** Work instructions **
Retype each line of the material exactly, please, skipping any picture in it.
--- Supplied information ---
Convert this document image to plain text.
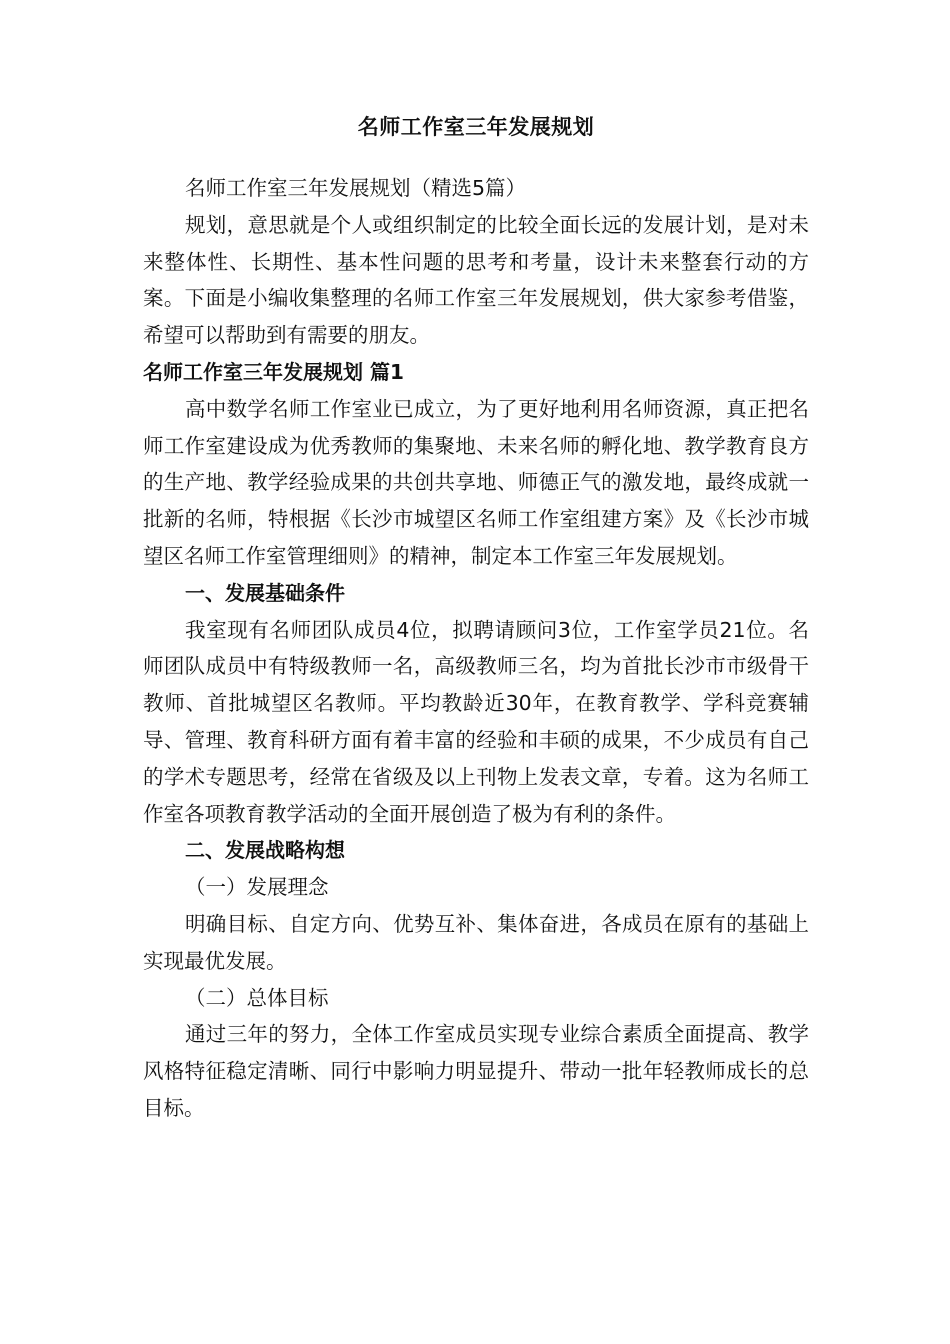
名师工作室三年发展规划

名师工作室三年发展规划（精选5篇）

规划，意思就是个人或组织制定的比较全面长远的发展计划，是对未来整体性、长期性、基本性问题的思考和考量，设计未来整套行动的方案。下面是小编收集整理的名师工作室三年发展规划，供大家参考借鉴，希望可以帮助到有需要的朋友。

名师工作室三年发展规划 篇1

高中数学名师工作室业已成立，为了更好地利用名师资源，真正把名师工作室建设成为优秀教师的集聚地、未来名师的孵化地、教学教育良方的生产地、教学经验成果的共创共享地、师德正气的激发地，最终成就一批新的名师，特根据《长沙市城望区名师工作室组建方案》及《长沙市城望区名师工作室管理细则》的精神，制定本工作室三年发展规划。

一、发展基础条件

我室现有名师团队成员4位，拟聘请顾问3位，工作室学员21位。名师团队成员中有特级教师一名，高级教师三名，均为首批长沙市市级骨干教师、首批城望区名教师。平均教龄近30年，在教育教学、学科竞赛辅导、管理、教育科研方面有着丰富的经验和丰硕的成果，不少成员有自己的学术专题思考，经常在省级及以上刊物上发表文章，专着。这为名师工作室各项教育教学活动的全面开展创造了极为有利的条件。

二、发展战略构想

（一）发展理念

明确目标、自定方向、优势互补、集体奋进，各成员在原有的基础上实现最优发展。

（二）总体目标

通过三年的努力，全体工作室成员实现专业综合素质全面提高、教学风格特征稳定清晰、同行中影响力明显提升、带动一批年轻教师成长的总目标。
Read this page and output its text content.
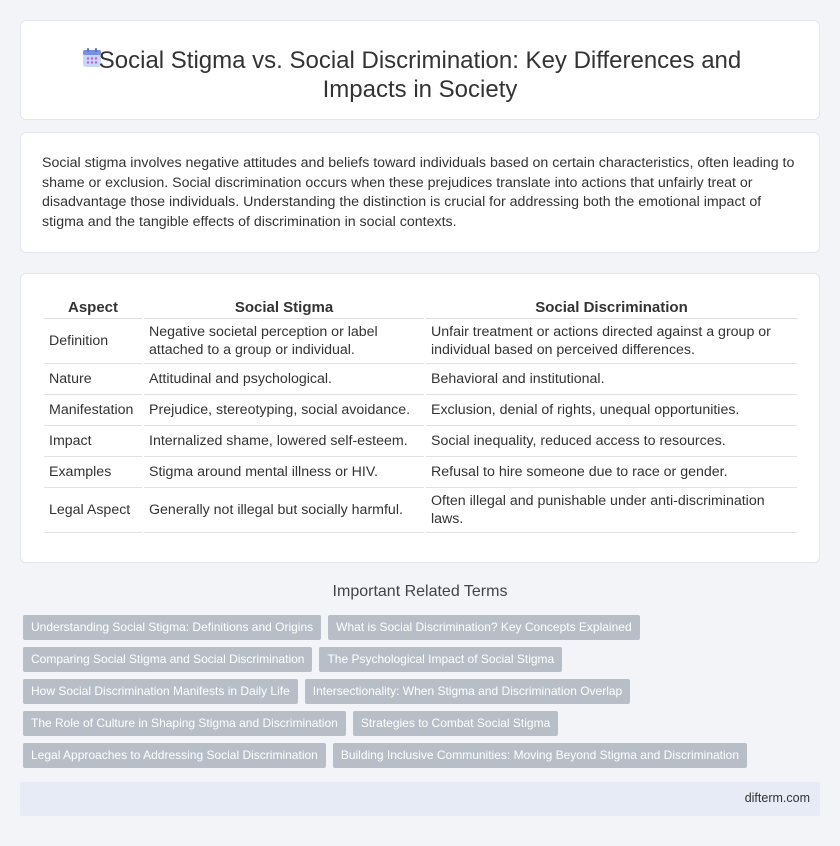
Social Stigma vs. Social Discrimination: Key Differences and Impacts in Society

Social stigma involves negative attitudes and beliefs toward individuals based on certain characteristics, often leading to shame or exclusion. Social discrimination occurs when these prejudices translate into actions that unfairly treat or disadvantage those individuals. Understanding the distinction is crucial for addressing both the emotional impact of stigma and the tangible effects of discrimination in social contexts.

Aspect	Social Stigma	Social Discrimination
Definition	Negative societal perception or label attached to a group or individual.	Unfair treatment or actions directed against a group or individual based on perceived differences.
Nature	Attitudinal and psychological.	Behavioral and institutional.
Manifestation	Prejudice, stereotyping, social avoidance.	Exclusion, denial of rights, unequal opportunities.
Impact	Internalized shame, lowered self-esteem.	Social inequality, reduced access to resources.
Examples	Stigma around mental illness or HIV.	Refusal to hire someone due to race or gender.
Legal Aspect	Generally not illegal but socially harmful.	Often illegal and punishable under anti-discrimination laws.
Important Related Terms
Understanding Social Stigma: Definitions and Origins	What is Social Discrimination? Key Concepts Explained
Comparing Social Stigma and Social Discrimination	The Psychological Impact of Social Stigma
How Social Discrimination Manifests in Daily Life	Intersectionality: When Stigma and Discrimination Overlap
The Role of Culture in Shaping Stigma and Discrimination	Strategies to Combat Social Stigma
Legal Approaches to Addressing Social Discrimination	Building Inclusive Communities: Moving Beyond Stigma and Discrimination
difterm.com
---
** Result **
Convert this document image to plain text.
名师工作室三年发展规划

名师工作室三年发展规划（精选5篇）

规划，意思就是个人或组织制定的比较全面长远的发展计划，是对未来整体性、长期性、基本性问题的思考和考量，设计未来整套行动的方案。下面是小编收集整理的名师工作室三年发展规划，供大家参考借鉴，希望可以帮助到有需要的朋友。

名师工作室三年发展规划 篇1

高中数学名师工作室业已成立，为了更好地利用名师资源，真正把名师工作室建设成为优秀教师的集聚地、未来名师的孵化地、教学教育良方的生产地、教学经验成果的共创共享地、师德正气的激发地，最终成就一批新的名师，特根据《长沙市城望区名师工作室组建方案》及《长沙市城望区名师工作室管理细则》的精神，制定本工作室三年发展规划。

一、发展基础条件

我室现有名师团队成员4位，拟聘请顾问3位，工作室学员21位。名师团队成员中有特级教师一名，高级教师三名，均为首批长沙市市级骨干教师、首批城望区名教师。平均教龄近30年，在教育教学、学科竞赛辅导、管理、教育科研方面有着丰富的经验和丰硕的成果，不少成员有自己的学术专题思考，经常在省级及以上刊物上发表文章，专着。这为名师工作室各项教育教学活动的全面开展创造了极为有利的条件。

二、发展战略构想

（一）发展理念

明确目标、自定方向、优势互补、集体奋进，各成员在原有的基础上实现最优发展。

（二）总体目标

通过三年的努力，全体工作室成员实现专业综合素质全面提高、教学风格特征稳定清晰、同行中影响力明显提升、带动一批年轻教师成长的总目标。
Read this page and output its text content.
Social Stigma vs. Social Discrimination: Key Differences and Impacts in Society

Social stigma involves negative attitudes and beliefs toward individuals based on certain characteristics, often leading to shame or exclusion. Social discrimination occurs when these prejudices translate into actions that unfairly treat or disadvantage those individuals. Understanding the distinction is crucial for addressing both the emotional impact of stigma and the tangible effects of discrimination in social contexts.

Aspect	Social Stigma	Social Discrimination
Definition	Negative societal perception or label attached to a group or individual.	Unfair treatment or actions directed against a group or individual based on perceived differences.
Nature	Attitudinal and psychological.	Behavioral and institutional.
Manifestation	Prejudice, stereotyping, social avoidance.	Exclusion, denial of rights, unequal opportunities.
Impact	Internalized shame, lowered self-esteem.	Social inequality, reduced access to resources.
Examples	Stigma around mental illness or HIV.	Refusal to hire someone due to race or gender.
Legal Aspect	Generally not illegal but socially harmful.	Often illegal and punishable under anti-discrimination laws.
Important Related Terms
Understanding Social Stigma: Definitions and Origins	What is Social Discrimination? Key Concepts Explained
Comparing Social Stigma and Social Discrimination	The Psychological Impact of Social Stigma
How Social Discrimination Manifests in Daily Life	Intersectionality: When Stigma and Discrimination Overlap
The Role of Culture in Shaping Stigma and Discrimination	Strategies to Combat Social Stigma
Legal Approaches to Addressing Social Discrimination	Building Inclusive Communities: Moving Beyond Stigma and Discrimination
difterm.com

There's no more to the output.